Copy word for word the lines of the items between the line holding "table-cell-text: Sí — [508, 286, 523, 304]" and the line holding "info-icon[interactable] — [862, 423, 870, 439]", including both of those lines.

─── Source material

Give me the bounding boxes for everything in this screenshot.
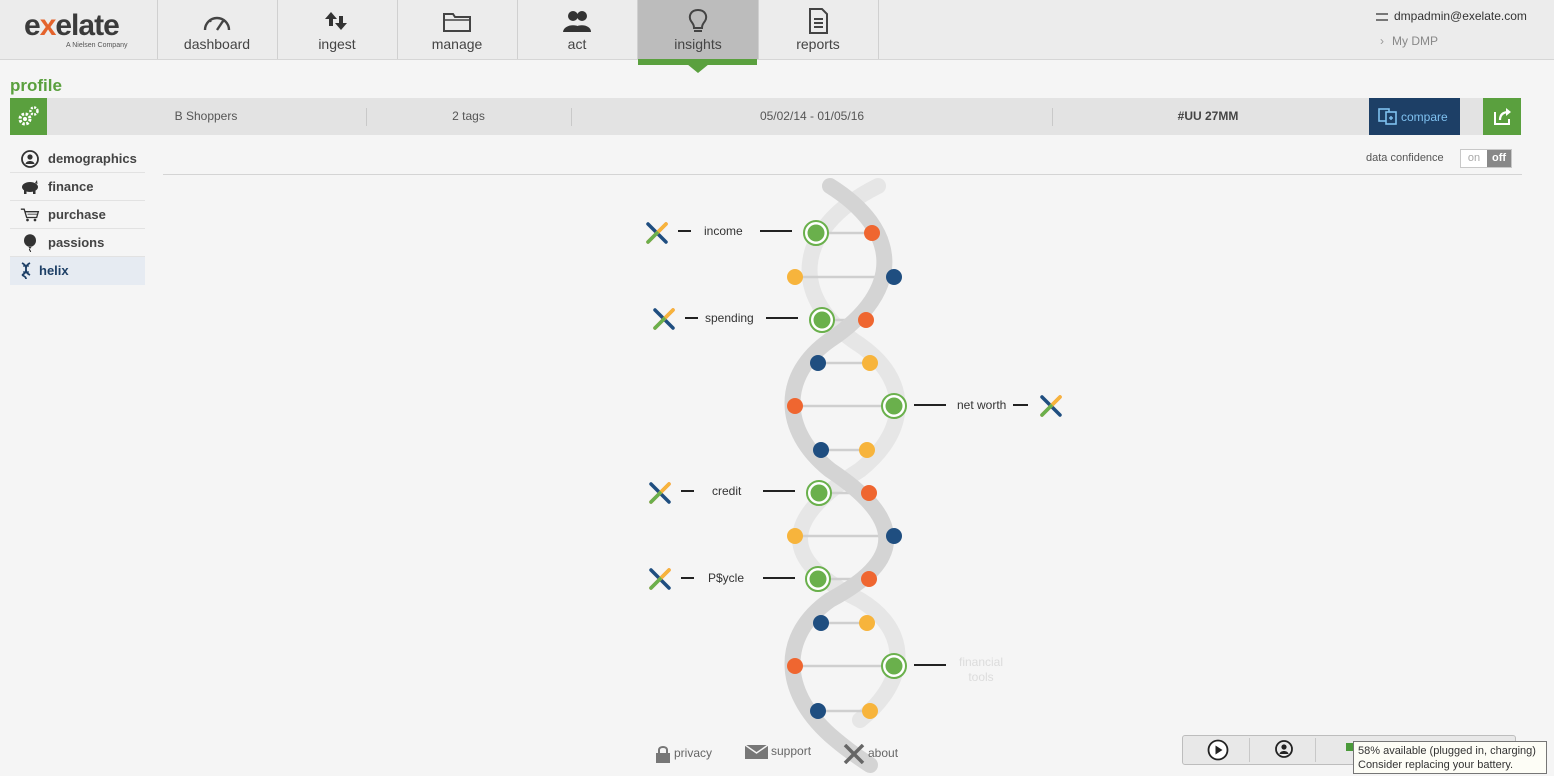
node-navy: [886, 528, 902, 544]
node-spending[interactable]: [809, 307, 835, 333]
node-navy: [813, 615, 829, 631]
exelate-x-icon[interactable]: [1040, 395, 1062, 417]
node-navy: [810, 355, 826, 371]
support-label: support: [771, 744, 812, 759]
node-orange: [864, 225, 880, 241]
node-yellow: [862, 355, 878, 371]
node-net-worth[interactable]: [881, 393, 907, 419]
node-yellow: [787, 269, 803, 285]
helix-label-credit[interactable]: credit: [712, 484, 741, 498]
exelate-x-icon[interactable]: [646, 222, 668, 244]
node-yellow: [787, 528, 803, 544]
node-orange: [787, 398, 803, 414]
helix-label-financial: financial: [958, 655, 1004, 669]
privacy-link[interactable]: privacy: [655, 744, 712, 764]
support-link[interactable]: support: [744, 744, 812, 760]
exelate-x-icon[interactable]: [649, 568, 671, 590]
node-financial-tools[interactable]: [881, 653, 907, 679]
node-navy: [813, 442, 829, 458]
node-orange: [787, 658, 803, 674]
battery-warning-text: Consider replacing your battery.: [1358, 759, 1514, 771]
node-credit[interactable]: [806, 480, 832, 506]
play-icon: [1207, 739, 1229, 761]
envelope-icon: [744, 744, 769, 759]
helix-label-spending[interactable]: spending: [705, 311, 754, 325]
battery-tooltip: 58% available (plugged in, charging) Con…: [1353, 741, 1547, 774]
user-button[interactable]: [1251, 738, 1316, 762]
node-yellow: [862, 703, 878, 719]
node-yellow: [859, 442, 875, 458]
lock-icon: [656, 746, 670, 763]
play-button[interactable]: [1185, 738, 1250, 762]
node-navy: [810, 703, 826, 719]
node-yellow: [859, 615, 875, 631]
helix-label-net-worth[interactable]: net worth: [957, 398, 1006, 412]
about-label: about: [868, 746, 899, 761]
node-orange: [858, 312, 874, 328]
about-link[interactable]: about: [843, 743, 899, 765]
helix-label-tools: tools: [968, 670, 994, 684]
node-orange: [861, 485, 877, 501]
helix-label-financial-tools[interactable]: financial tools: [950, 655, 1012, 685]
dna-helix-visual: [646, 178, 1062, 773]
node-orange: [861, 571, 877, 587]
node-psycle[interactable]: [805, 566, 831, 592]
helix-label-income[interactable]: income: [704, 224, 743, 238]
exelate-x-icon[interactable]: [649, 482, 671, 504]
battery-status-text: 58% available (plugged in, charging): [1358, 745, 1536, 757]
exelate-x-icon: [843, 743, 865, 765]
node-navy: [886, 269, 902, 285]
exelate-x-icon[interactable]: [653, 308, 675, 330]
person-circle-icon: [1275, 740, 1293, 758]
helix-label-psycle[interactable]: P$ycle: [708, 571, 744, 585]
node-income[interactable]: [803, 220, 829, 246]
privacy-label: privacy: [674, 746, 713, 761]
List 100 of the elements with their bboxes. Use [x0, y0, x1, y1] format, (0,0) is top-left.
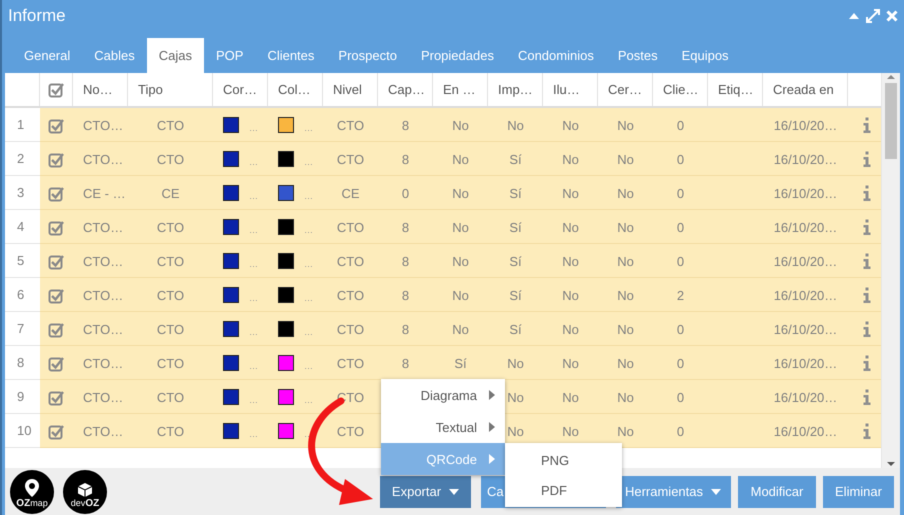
table-cell-text: Sí — [508, 286, 523, 304]
table-cell-text: … — [249, 429, 258, 441]
table-cell-text: 8 — [400, 286, 410, 304]
table-cell-text: … — [304, 327, 313, 339]
table-cell-text: 2 — [676, 286, 686, 304]
info-icon[interactable] — [862, 423, 870, 439]
table-cell-text: CTO — [156, 116, 186, 134]
info-icon[interactable] — [862, 117, 870, 133]
tab[interactable]: Cables — [82, 38, 147, 73]
logo-badge[interactable]: devOZ — [63, 470, 107, 514]
row-checkbox[interactable] — [48, 150, 65, 168]
column-header[interactable]: Clie… — [653, 73, 708, 106]
table-cell-text: CTO — [156, 218, 186, 236]
table-cell-text: CTO — [336, 320, 366, 338]
column-header[interactable]: Tipo — [128, 73, 213, 106]
table-cell-text: 0 — [676, 320, 686, 338]
row-checkbox[interactable] — [48, 184, 65, 202]
table-cell-text: No — [616, 354, 635, 372]
table-cell-text: CTO… — [82, 116, 124, 134]
tab[interactable]: Cajas — [146, 38, 204, 73]
row-checkbox[interactable] — [48, 388, 65, 406]
info-icon[interactable] — [862, 151, 870, 167]
table-row[interactable]: 4 CTO… CTO … … CTO 8 No Sí No No 0 16/10/20… — [5, 210, 881, 244]
column-header[interactable]: Cer… — [598, 73, 653, 106]
menu-item[interactable]: PNG — [505, 445, 622, 475]
tab[interactable]: Equipos — [670, 38, 741, 73]
table-cell-text: 8 — [400, 320, 410, 338]
table-cell-text: 8 — [400, 354, 410, 372]
column-header[interactable]: Cap… — [378, 73, 433, 106]
table-cell-text: CTO — [336, 150, 366, 168]
scroll-up-icon[interactable] — [886, 73, 896, 81]
select-all-checkbox[interactable] — [48, 81, 64, 98]
table-cell-text: No — [451, 150, 470, 168]
scrollbar-thumb[interactable] — [885, 83, 897, 159]
table-cell-text: No — [561, 286, 580, 304]
column-header[interactable]: Etiq… — [708, 73, 763, 106]
column-header[interactable]: En … — [433, 73, 488, 106]
table-cell-text: 16/10/20… — [772, 116, 838, 134]
row-checkbox[interactable] — [48, 422, 65, 440]
table-row[interactable]: 1 CTO… CTO … … CTO 8 No No No No 0 16/10/20… — [5, 108, 881, 142]
menu-item[interactable]: QRCode — [381, 443, 505, 475]
footer-button[interactable]: Eliminar — [823, 476, 894, 508]
table-cell-text: No — [616, 218, 635, 236]
close-icon[interactable] — [886, 10, 898, 22]
column-header[interactable]: Nivel — [323, 73, 378, 106]
info-icon[interactable] — [862, 355, 870, 371]
row-checkbox[interactable] — [48, 218, 65, 236]
column-header[interactable]: Col… — [268, 73, 323, 106]
table-cell-text: No — [451, 116, 470, 134]
menu-item[interactable]: Textual — [381, 411, 505, 443]
tab[interactable]: General — [12, 38, 82, 73]
menu-item[interactable]: Diagrama — [381, 379, 505, 411]
info-icon[interactable] — [862, 185, 870, 201]
table-cell-text: 0 — [676, 116, 686, 134]
table-row[interactable]: 5 CTO… CTO … … CTO 8 No Sí No No 0 16/10/20… — [5, 244, 881, 278]
info-icon[interactable] — [862, 389, 870, 405]
table-cell-text: … — [249, 293, 258, 305]
table-cell-text: 16/10/20… — [772, 286, 838, 304]
tab[interactable]: Clientes — [255, 38, 326, 73]
row-checkbox[interactable] — [48, 252, 65, 270]
table-cell-text: 16/10/20… — [772, 320, 838, 338]
table-cell-text: CTO — [336, 252, 366, 270]
row-checkbox[interactable] — [48, 286, 65, 304]
row-checkbox[interactable] — [48, 320, 65, 338]
info-icon[interactable] — [862, 253, 870, 269]
footer-button[interactable]: Exportar — [380, 476, 471, 508]
table-cell-text: … — [249, 225, 258, 237]
table-row[interactable]: 2 CTO… CTO … … CTO 8 No Sí No No 0 16/10/20… — [5, 142, 881, 176]
table-row[interactable]: 6 CTO… CTO … … CTO 8 No Sí No No 2 16/10/20… — [5, 278, 881, 312]
table-cell-text: 16/10/20… — [772, 218, 838, 236]
maximize-icon[interactable] — [866, 9, 880, 23]
info-icon[interactable] — [862, 321, 870, 337]
column-header[interactable]: Creada en — [763, 73, 848, 106]
column-header[interactable]: Cor… — [213, 73, 268, 106]
table-cell-text: … — [249, 157, 258, 169]
column-header[interactable]: Imp… — [488, 73, 543, 106]
column-header[interactable]: No… — [73, 73, 128, 106]
table-cell-text: 0 — [676, 388, 686, 406]
table-cell-text: CTO — [336, 354, 366, 372]
table-cell-text: … — [249, 327, 258, 339]
table-cell-text: No — [506, 116, 525, 134]
tab[interactable]: Condominios — [506, 38, 606, 73]
tab[interactable]: Propiedades — [408, 38, 506, 73]
column-header[interactable]: Ilu… — [543, 73, 598, 106]
table-row[interactable]: 7 CTO… CTO … … CTO 8 No Sí No No 0 16/10/20… — [5, 312, 881, 346]
row-checkbox[interactable] — [48, 354, 65, 372]
info-icon[interactable] — [862, 219, 870, 235]
footer-button[interactable]: Modificar — [738, 476, 816, 508]
table-row[interactable]: 8 CTO… CTO … … CTO 8 Sí No No No 0 16/10/20… — [5, 346, 881, 380]
table-cell-text: … — [249, 123, 258, 135]
tab[interactable]: Postes — [606, 38, 670, 73]
row-checkbox[interactable] — [48, 116, 65, 134]
logo-badge[interactable]: OZmap — [10, 470, 54, 514]
collapse-icon[interactable] — [848, 12, 860, 20]
tab[interactable]: Prospecto — [326, 38, 409, 73]
table-cell-text: CTO… — [82, 388, 124, 406]
table-row[interactable]: 3 CE - … CE … … CE 0 No Sí No No 0 16/10/20… — [5, 176, 881, 210]
info-icon[interactable] — [862, 287, 870, 303]
footer-button[interactable]: Herramientas — [616, 476, 731, 508]
tab[interactable]: POP — [204, 38, 256, 73]
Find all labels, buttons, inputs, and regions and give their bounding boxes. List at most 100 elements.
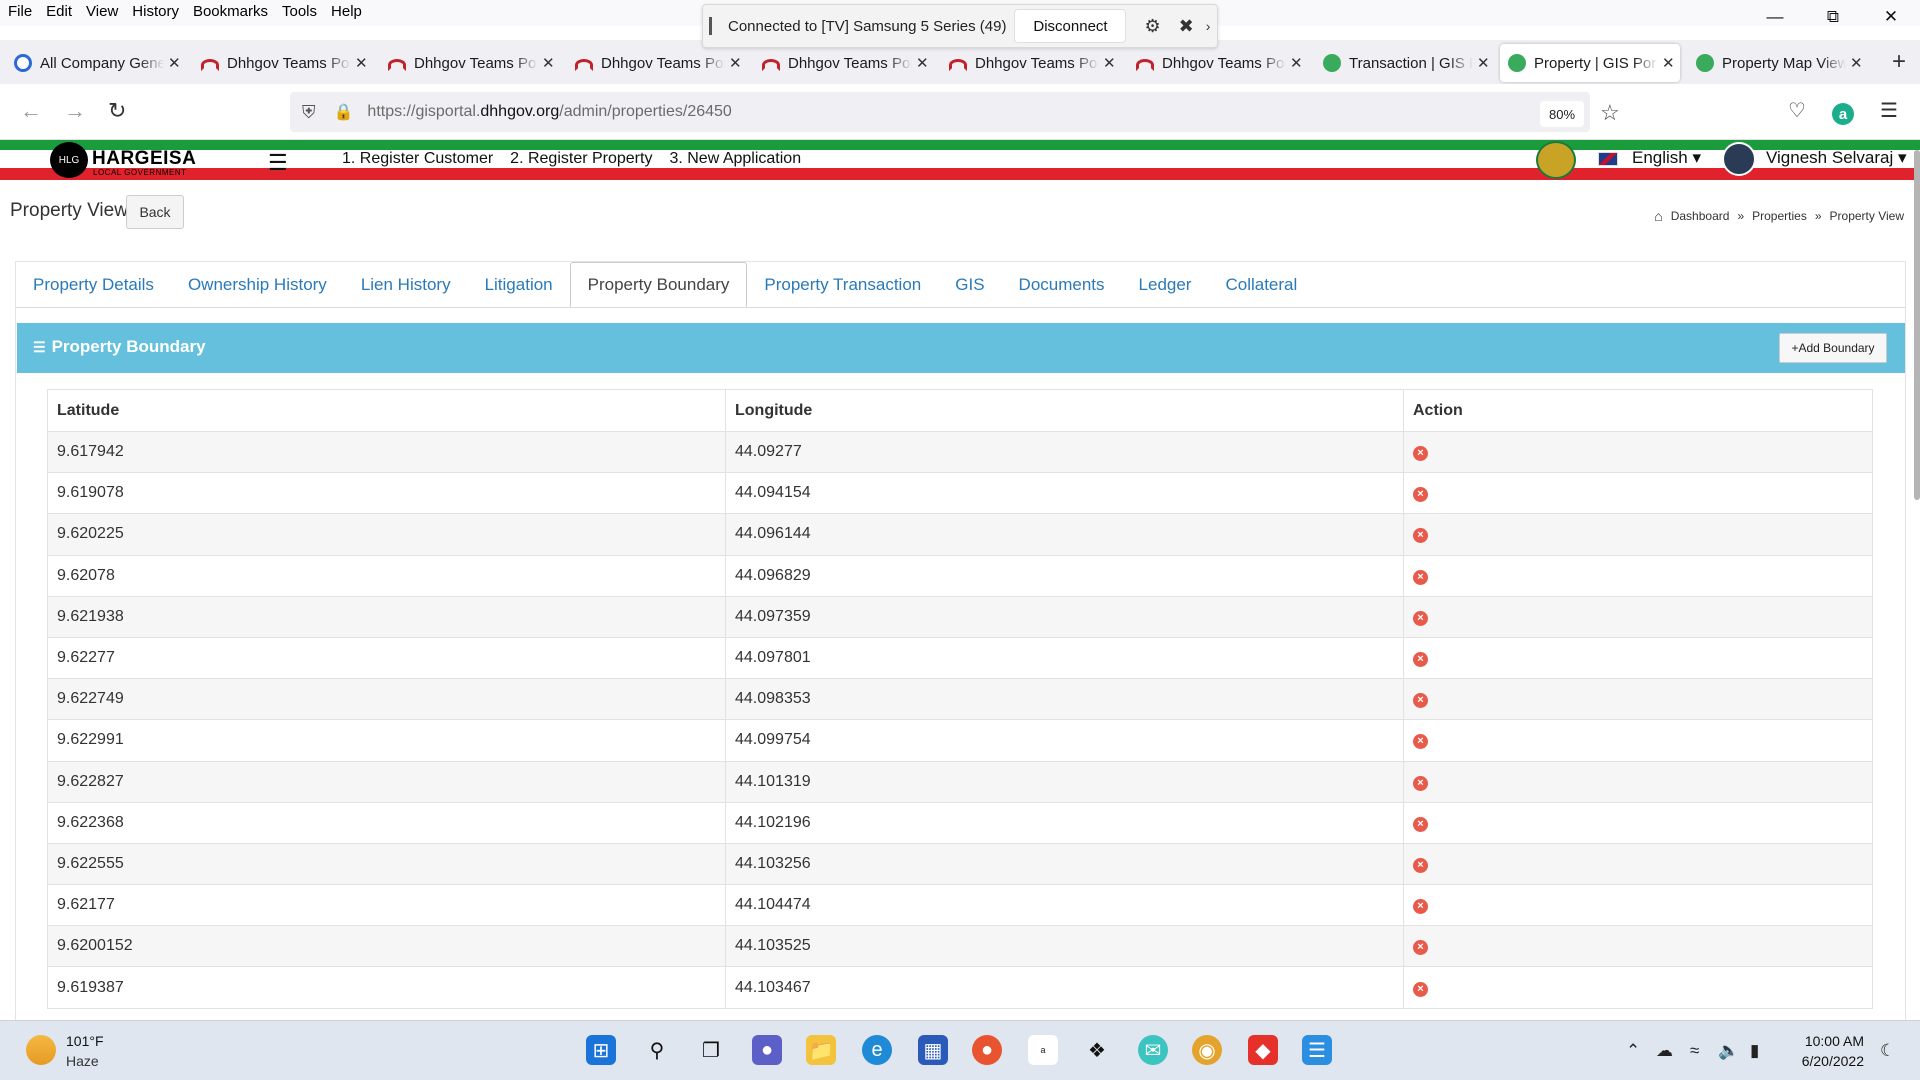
- delete-icon[interactable]: ×: [1413, 899, 1428, 915]
- close-tab-icon[interactable]: ✕: [729, 54, 742, 72]
- close-tab-icon[interactable]: ✕: [916, 54, 929, 72]
- hamburger-menu-icon[interactable]: ☰: [1880, 98, 1898, 123]
- task-view-icon[interactable]: ❐: [696, 1035, 726, 1065]
- dropbox-icon[interactable]: ❖: [1082, 1035, 1112, 1065]
- close-tab-icon[interactable]: ✕: [1103, 54, 1116, 72]
- tab-property-details[interactable]: Property Details: [16, 262, 171, 308]
- volume-icon[interactable]: 🔈: [1718, 1041, 1739, 1061]
- weather-condition[interactable]: Haze: [66, 1053, 99, 1069]
- extension-a-icon[interactable]: a: [1832, 103, 1854, 125]
- battery-icon[interactable]: ▮: [1750, 1041, 1759, 1061]
- chevron-up-icon[interactable]: ⌃: [1626, 1041, 1640, 1061]
- logo-icon[interactable]: HLG: [50, 142, 88, 178]
- close-tab-icon[interactable]: ✕: [1477, 54, 1490, 72]
- close-tab-icon[interactable]: ✕: [1290, 54, 1303, 72]
- clock-time[interactable]: 10:00 AM: [1800, 1033, 1864, 1049]
- menu-help[interactable]: Help: [331, 3, 362, 20]
- delete-icon[interactable]: ×: [1413, 981, 1428, 997]
- delete-icon[interactable]: ×: [1413, 940, 1428, 956]
- settings-icon[interactable]: ⚙: [1144, 16, 1160, 37]
- shield-icon[interactable]: ⛨: [302, 102, 316, 123]
- tab-collateral[interactable]: Collateral: [1208, 262, 1314, 308]
- menu-tools[interactable]: Tools: [282, 3, 317, 20]
- delete-icon[interactable]: ×: [1413, 857, 1428, 873]
- address-bar[interactable]: ⛨ 🔒 https://gisportal.dhhgov.org/admin/p…: [290, 92, 1590, 132]
- delete-icon[interactable]: ×: [1413, 528, 1428, 544]
- tab-documents[interactable]: Documents: [1002, 262, 1122, 308]
- back-arrow-icon[interactable]: ←: [20, 98, 42, 124]
- page-scrollbar[interactable]: [1914, 150, 1920, 500]
- notification-icon[interactable]: ☾: [1880, 1041, 1895, 1061]
- cast-grip[interactable]: [709, 17, 712, 35]
- close-tab-icon[interactable]: ✕: [1850, 54, 1863, 72]
- firefox-icon[interactable]: ●: [972, 1035, 1002, 1065]
- clock-date[interactable]: 6/20/2022: [1790, 1053, 1864, 1069]
- browser-tab[interactable]: Dhhgov Teams Portal✕: [193, 44, 371, 82]
- file-explorer-icon[interactable]: 📁: [806, 1035, 836, 1065]
- store-icon[interactable]: ▦: [918, 1035, 948, 1065]
- search-icon[interactable]: ⚲: [642, 1035, 672, 1065]
- delete-icon[interactable]: ×: [1413, 734, 1428, 750]
- tab-ownership-history[interactable]: Ownership History: [171, 262, 344, 308]
- browser-tab[interactable]: Transaction | GIS Portal✕: [1315, 44, 1493, 82]
- delete-icon[interactable]: ×: [1413, 569, 1428, 585]
- amazon-icon[interactable]: a: [1028, 1035, 1058, 1065]
- sidebar-toggle-icon[interactable]: ☰: [268, 150, 288, 176]
- browser-tab[interactable]: Dhhgov Teams Portal✕: [754, 44, 932, 82]
- tab-property-boundary[interactable]: Property Boundary: [569, 262, 748, 308]
- disconnect-button[interactable]: Disconnect: [1014, 9, 1127, 43]
- delete-icon[interactable]: ×: [1413, 487, 1428, 503]
- tab-litigation[interactable]: Litigation: [468, 262, 570, 308]
- quick-link[interactable]: 3. New Application: [669, 150, 801, 168]
- tab-property-transaction[interactable]: Property Transaction: [747, 262, 938, 308]
- edge-icon[interactable]: e: [862, 1035, 892, 1065]
- chevron-right-icon[interactable]: ›: [1206, 18, 1211, 34]
- browser-tab[interactable]: All Company General✕: [6, 44, 184, 82]
- quick-link[interactable]: 2. Register Property: [510, 150, 652, 168]
- chrome-icon[interactable]: ◉: [1192, 1035, 1222, 1065]
- menu-bookmarks[interactable]: Bookmarks: [193, 3, 268, 20]
- menu-edit[interactable]: Edit: [46, 3, 72, 20]
- tab-lien-history[interactable]: Lien History: [344, 262, 468, 308]
- browser-tab[interactable]: Property | GIS Portal✕: [1500, 44, 1680, 82]
- delete-icon[interactable]: ×: [1413, 610, 1428, 626]
- quick-link[interactable]: 1. Register Customer: [342, 150, 493, 168]
- browser-tab[interactable]: Dhhgov Teams Portal✕: [1128, 44, 1306, 82]
- unpin-icon[interactable]: ✖: [1179, 16, 1194, 37]
- weather-icon[interactable]: [26, 1035, 56, 1065]
- messenger-icon[interactable]: ✉: [1138, 1035, 1168, 1065]
- logo-text[interactable]: HARGEISA: [92, 148, 196, 170]
- start-icon[interactable]: ⊞: [586, 1035, 616, 1065]
- language-dropdown[interactable]: English ▾: [1632, 148, 1701, 168]
- forward-arrow-icon[interactable]: →: [64, 98, 86, 124]
- browser-tab[interactable]: Dhhgov Teams Portal✕: [941, 44, 1119, 82]
- teams-chat-icon[interactable]: ●: [752, 1035, 782, 1065]
- breadcrumb-item[interactable]: Dashboard: [1671, 209, 1730, 223]
- user-menu-dropdown[interactable]: Vignesh Selvaraj ▾: [1766, 148, 1907, 168]
- delete-icon[interactable]: ×: [1413, 652, 1428, 668]
- close-window-icon[interactable]: ✕: [1862, 0, 1920, 34]
- lock-icon[interactable]: 🔒: [334, 102, 354, 122]
- url-text[interactable]: https://gisportal.dhhgov.org/admin/prope…: [367, 103, 731, 121]
- add-boundary-button[interactable]: +Add Boundary: [1779, 333, 1887, 363]
- anydesk-icon[interactable]: ◆: [1248, 1035, 1278, 1065]
- pocket-icon[interactable]: ♡: [1788, 98, 1806, 123]
- new-tab-icon[interactable]: +: [1892, 48, 1906, 76]
- close-tab-icon[interactable]: ✕: [355, 54, 368, 72]
- bookmark-star-icon[interactable]: ☆: [1600, 100, 1620, 126]
- back-button[interactable]: Back: [126, 195, 184, 229]
- cloud-icon[interactable]: ☁: [1656, 1041, 1673, 1061]
- minimize-icon[interactable]: —: [1746, 0, 1804, 34]
- browser-tab[interactable]: Property Map View ✕: [1688, 44, 1866, 82]
- tab-ledger[interactable]: Ledger: [1122, 262, 1209, 308]
- delete-icon[interactable]: ×: [1413, 693, 1428, 709]
- menu-view[interactable]: View: [86, 3, 118, 20]
- close-tab-icon[interactable]: ✕: [1662, 54, 1675, 72]
- close-tab-icon[interactable]: ✕: [168, 54, 181, 72]
- wifi-icon[interactable]: ≈: [1690, 1041, 1699, 1061]
- menu-file[interactable]: File: [8, 3, 32, 20]
- close-tab-icon[interactable]: ✕: [542, 54, 555, 72]
- menu-history[interactable]: History: [132, 3, 179, 20]
- breadcrumb-item[interactable]: Properties: [1752, 209, 1807, 223]
- notepad-icon[interactable]: ☰: [1302, 1035, 1332, 1065]
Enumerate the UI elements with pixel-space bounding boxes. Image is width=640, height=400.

──────

Written solution ->
table-cell-text: Sí — [508, 286, 523, 304]
table-cell-text: … — [249, 429, 258, 441]
table-cell-text: 8 — [400, 286, 410, 304]
table-cell-text: … — [304, 327, 313, 339]
table-cell-text: 2 — [676, 286, 686, 304]
info-icon[interactable] — [862, 423, 870, 439]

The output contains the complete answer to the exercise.